EXERCISE DIRECTIONS. Rename "school-bus-icon" to "bus-icon" everywhere in the material and write out every line again, leaving out the pictures.

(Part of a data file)
━━━━━━━━━━━━━━━━━━━━━━━━━━━━━━

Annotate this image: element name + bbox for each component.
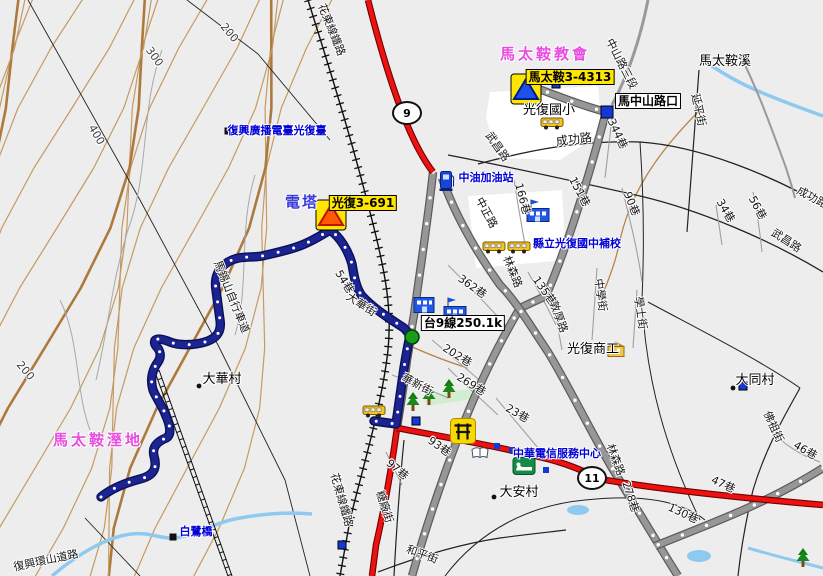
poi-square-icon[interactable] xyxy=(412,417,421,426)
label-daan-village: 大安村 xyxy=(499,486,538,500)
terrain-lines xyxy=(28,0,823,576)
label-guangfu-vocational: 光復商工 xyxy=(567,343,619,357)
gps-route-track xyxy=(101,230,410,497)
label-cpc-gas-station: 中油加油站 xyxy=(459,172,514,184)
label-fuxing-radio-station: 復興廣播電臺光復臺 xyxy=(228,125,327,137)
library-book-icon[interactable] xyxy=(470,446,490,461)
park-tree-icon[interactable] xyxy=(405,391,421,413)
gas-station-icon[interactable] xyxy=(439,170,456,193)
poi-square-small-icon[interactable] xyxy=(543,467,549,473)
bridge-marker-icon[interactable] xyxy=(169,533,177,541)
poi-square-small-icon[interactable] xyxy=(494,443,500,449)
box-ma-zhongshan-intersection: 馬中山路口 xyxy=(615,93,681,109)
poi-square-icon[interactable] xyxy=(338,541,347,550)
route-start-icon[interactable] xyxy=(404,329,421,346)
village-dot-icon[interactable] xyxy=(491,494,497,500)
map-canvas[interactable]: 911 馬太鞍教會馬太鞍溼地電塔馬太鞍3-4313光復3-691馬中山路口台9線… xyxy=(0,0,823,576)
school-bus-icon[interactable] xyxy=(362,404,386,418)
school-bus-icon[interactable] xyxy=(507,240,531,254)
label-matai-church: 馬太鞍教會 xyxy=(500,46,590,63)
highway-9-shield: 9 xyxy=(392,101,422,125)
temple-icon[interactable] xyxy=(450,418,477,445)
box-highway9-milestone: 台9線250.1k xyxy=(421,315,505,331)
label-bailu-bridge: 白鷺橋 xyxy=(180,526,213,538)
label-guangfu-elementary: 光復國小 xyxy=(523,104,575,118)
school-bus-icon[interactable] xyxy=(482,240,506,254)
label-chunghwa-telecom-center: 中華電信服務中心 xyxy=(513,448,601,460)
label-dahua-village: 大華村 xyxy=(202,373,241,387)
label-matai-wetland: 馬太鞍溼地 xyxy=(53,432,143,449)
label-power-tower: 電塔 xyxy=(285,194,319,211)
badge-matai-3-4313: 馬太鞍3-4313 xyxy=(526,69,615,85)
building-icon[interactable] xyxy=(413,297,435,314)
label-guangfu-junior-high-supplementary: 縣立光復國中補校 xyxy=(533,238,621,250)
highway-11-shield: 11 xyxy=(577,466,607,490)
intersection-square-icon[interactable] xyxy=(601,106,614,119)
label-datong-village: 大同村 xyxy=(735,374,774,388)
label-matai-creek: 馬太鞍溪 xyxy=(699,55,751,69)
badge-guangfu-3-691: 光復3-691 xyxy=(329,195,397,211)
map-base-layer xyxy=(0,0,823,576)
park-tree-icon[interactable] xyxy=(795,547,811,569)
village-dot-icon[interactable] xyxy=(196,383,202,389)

━━━━━━━━━━━━━━━━━━━━━━━━━━━━━━

SOLUTION FOR THIS PROBLEM.
Annotate this image: element name + bbox for each component.
poi-square-icon[interactable] xyxy=(412,417,421,426)
label-daan-village: 大安村 xyxy=(499,486,538,500)
terrain-lines xyxy=(28,0,823,576)
label-guangfu-vocational: 光復商工 xyxy=(567,343,619,357)
gps-route-track xyxy=(101,230,410,497)
label-cpc-gas-station: 中油加油站 xyxy=(459,172,514,184)
label-fuxing-radio-station: 復興廣播電臺光復臺 xyxy=(228,125,327,137)
library-book-icon[interactable] xyxy=(470,446,490,461)
park-tree-icon[interactable] xyxy=(405,391,421,413)
gas-station-icon[interactable] xyxy=(439,170,456,193)
poi-square-small-icon[interactable] xyxy=(543,467,549,473)
bridge-marker-icon[interactable] xyxy=(169,533,177,541)
poi-square-small-icon[interactable] xyxy=(494,443,500,449)
box-ma-zhongshan-intersection: 馬中山路口 xyxy=(615,93,681,109)
poi-square-icon[interactable] xyxy=(338,541,347,550)
route-start-icon[interactable] xyxy=(404,329,421,346)
village-dot-icon[interactable] xyxy=(491,494,497,500)
map-canvas[interactable]: 911 馬太鞍教會馬太鞍溼地電塔馬太鞍3-4313光復3-691馬中山路口台9線… xyxy=(0,0,823,576)
bus-icon[interactable] xyxy=(362,404,386,418)
bus-icon[interactable] xyxy=(507,240,531,254)
label-matai-church: 馬太鞍教會 xyxy=(500,46,590,63)
highway-9-shield: 9 xyxy=(392,101,422,125)
temple-icon[interactable] xyxy=(450,418,477,445)
box-highway9-milestone: 台9線250.1k xyxy=(421,315,505,331)
label-bailu-bridge: 白鷺橋 xyxy=(180,526,213,538)
label-guangfu-elementary: 光復國小 xyxy=(523,104,575,118)
bus-icon[interactable] xyxy=(482,240,506,254)
label-chunghwa-telecom-center: 中華電信服務中心 xyxy=(513,448,601,460)
label-dahua-village: 大華村 xyxy=(202,373,241,387)
label-matai-wetland: 馬太鞍溼地 xyxy=(53,432,143,449)
label-power-tower: 電塔 xyxy=(285,194,319,211)
badge-matai-3-4313: 馬太鞍3-4313 xyxy=(526,69,615,85)
building-icon[interactable] xyxy=(413,297,435,314)
label-guangfu-junior-high-supplementary: 縣立光復國中補校 xyxy=(533,238,621,250)
highway-11-shield: 11 xyxy=(577,466,607,490)
intersection-square-icon[interactable] xyxy=(601,106,614,119)
label-datong-village: 大同村 xyxy=(735,374,774,388)
label-matai-creek: 馬太鞍溪 xyxy=(699,55,751,69)
badge-guangfu-3-691: 光復3-691 xyxy=(329,195,397,211)
map-base-layer xyxy=(0,0,823,576)
park-tree-icon[interactable] xyxy=(795,547,811,569)
village-dot-icon[interactable] xyxy=(196,383,202,389)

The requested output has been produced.